-- BEGIN GIVEN ENTRIES --
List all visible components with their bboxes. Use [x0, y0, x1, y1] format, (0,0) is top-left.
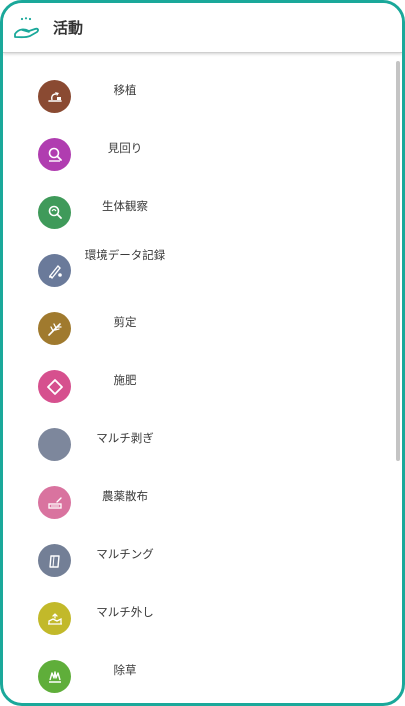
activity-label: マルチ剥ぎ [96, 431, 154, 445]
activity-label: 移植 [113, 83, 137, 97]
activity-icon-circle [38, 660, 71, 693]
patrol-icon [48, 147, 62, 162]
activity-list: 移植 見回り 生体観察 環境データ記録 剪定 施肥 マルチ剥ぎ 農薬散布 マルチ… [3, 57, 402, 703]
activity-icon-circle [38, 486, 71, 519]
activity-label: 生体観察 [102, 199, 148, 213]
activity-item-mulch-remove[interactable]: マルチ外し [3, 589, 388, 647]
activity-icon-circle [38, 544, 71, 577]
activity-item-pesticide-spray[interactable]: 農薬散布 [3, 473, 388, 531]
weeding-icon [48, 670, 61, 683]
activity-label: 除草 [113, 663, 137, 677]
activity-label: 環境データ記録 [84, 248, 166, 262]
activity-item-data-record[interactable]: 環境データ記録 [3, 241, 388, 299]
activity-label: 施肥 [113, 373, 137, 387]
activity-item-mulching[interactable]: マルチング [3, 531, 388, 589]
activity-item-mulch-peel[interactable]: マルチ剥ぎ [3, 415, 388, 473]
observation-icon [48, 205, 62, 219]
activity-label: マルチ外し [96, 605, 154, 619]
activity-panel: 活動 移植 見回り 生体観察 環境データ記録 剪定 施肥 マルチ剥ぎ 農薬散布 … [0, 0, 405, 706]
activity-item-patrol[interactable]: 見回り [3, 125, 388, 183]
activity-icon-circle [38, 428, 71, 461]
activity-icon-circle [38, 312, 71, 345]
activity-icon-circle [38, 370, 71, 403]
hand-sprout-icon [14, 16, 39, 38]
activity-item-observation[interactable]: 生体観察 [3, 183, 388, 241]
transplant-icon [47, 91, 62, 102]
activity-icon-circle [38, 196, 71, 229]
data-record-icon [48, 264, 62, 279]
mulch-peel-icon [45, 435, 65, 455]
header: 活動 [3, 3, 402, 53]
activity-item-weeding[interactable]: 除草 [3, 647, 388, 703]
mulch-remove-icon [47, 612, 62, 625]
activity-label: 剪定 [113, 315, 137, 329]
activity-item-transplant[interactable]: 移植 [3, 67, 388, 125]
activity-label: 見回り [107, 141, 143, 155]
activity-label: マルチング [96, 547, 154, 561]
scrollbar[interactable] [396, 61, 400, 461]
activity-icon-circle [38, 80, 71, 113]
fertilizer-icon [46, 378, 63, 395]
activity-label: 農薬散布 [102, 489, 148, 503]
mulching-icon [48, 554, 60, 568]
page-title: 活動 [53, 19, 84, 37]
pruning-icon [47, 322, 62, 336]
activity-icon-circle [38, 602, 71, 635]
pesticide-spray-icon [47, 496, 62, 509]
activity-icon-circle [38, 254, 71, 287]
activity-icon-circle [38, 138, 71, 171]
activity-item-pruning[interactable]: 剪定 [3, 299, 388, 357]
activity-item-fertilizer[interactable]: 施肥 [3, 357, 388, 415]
-- END GIVEN ENTRIES --
-- BEGIN GIVEN ENTRIES --
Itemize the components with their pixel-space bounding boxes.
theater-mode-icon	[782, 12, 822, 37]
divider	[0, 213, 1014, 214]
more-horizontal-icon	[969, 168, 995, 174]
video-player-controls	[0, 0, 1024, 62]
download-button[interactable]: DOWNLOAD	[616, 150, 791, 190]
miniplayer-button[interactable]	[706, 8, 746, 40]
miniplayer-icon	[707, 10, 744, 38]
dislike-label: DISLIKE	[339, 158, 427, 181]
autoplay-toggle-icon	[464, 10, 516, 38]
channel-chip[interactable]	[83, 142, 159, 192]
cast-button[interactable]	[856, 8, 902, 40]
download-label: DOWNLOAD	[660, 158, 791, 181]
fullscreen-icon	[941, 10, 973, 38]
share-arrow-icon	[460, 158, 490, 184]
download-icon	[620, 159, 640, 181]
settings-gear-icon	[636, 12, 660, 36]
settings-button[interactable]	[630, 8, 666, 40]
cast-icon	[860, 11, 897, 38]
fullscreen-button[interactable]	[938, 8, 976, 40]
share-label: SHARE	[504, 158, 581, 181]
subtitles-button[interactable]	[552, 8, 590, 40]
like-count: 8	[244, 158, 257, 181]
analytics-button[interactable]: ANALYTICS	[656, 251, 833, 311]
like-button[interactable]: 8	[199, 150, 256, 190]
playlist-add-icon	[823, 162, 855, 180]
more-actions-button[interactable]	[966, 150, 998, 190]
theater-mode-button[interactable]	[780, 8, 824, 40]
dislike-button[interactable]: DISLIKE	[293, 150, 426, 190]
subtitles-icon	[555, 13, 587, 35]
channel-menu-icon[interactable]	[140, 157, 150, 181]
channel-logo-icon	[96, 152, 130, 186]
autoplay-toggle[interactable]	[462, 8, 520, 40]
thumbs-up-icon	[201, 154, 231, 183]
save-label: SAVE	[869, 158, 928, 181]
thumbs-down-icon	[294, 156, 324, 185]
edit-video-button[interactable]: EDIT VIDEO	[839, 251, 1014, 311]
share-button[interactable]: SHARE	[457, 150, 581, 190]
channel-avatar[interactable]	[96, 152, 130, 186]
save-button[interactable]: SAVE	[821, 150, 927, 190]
-- END GIVEN ENTRIES --
● **GOAL**
Retype the entries that begin with the line containing "activity-label: マルチ剥ぎ [96, 431, 154, 445]" and end with the line containing "activity-item-mulching[interactable]: マルチング [3, 531, 388, 589]", both lines included.

● **FINAL RESULT**
activity-label: マルチ剥ぎ [96, 431, 154, 445]
activity-label: 移植 [113, 83, 137, 97]
activity-icon-circle [38, 660, 71, 693]
patrol-icon [48, 147, 62, 162]
activity-list: 移植 見回り 生体観察 環境データ記録 剪定 施肥 マルチ剥ぎ 農薬散布 マルチ… [3, 57, 402, 703]
activity-icon-circle [38, 486, 71, 519]
activity-label: 生体観察 [102, 199, 148, 213]
activity-item-mulch-remove[interactable]: マルチ外し [3, 589, 388, 647]
activity-icon-circle [38, 544, 71, 577]
activity-item-pesticide-spray[interactable]: 農薬散布 [3, 473, 388, 531]
weeding-icon [48, 670, 61, 683]
activity-label: 除草 [113, 663, 137, 677]
activity-label: 環境データ記録 [84, 248, 166, 262]
activity-item-data-record[interactable]: 環境データ記録 [3, 241, 388, 299]
activity-label: 施肥 [113, 373, 137, 387]
activity-item-mulching[interactable]: マルチング [3, 531, 388, 589]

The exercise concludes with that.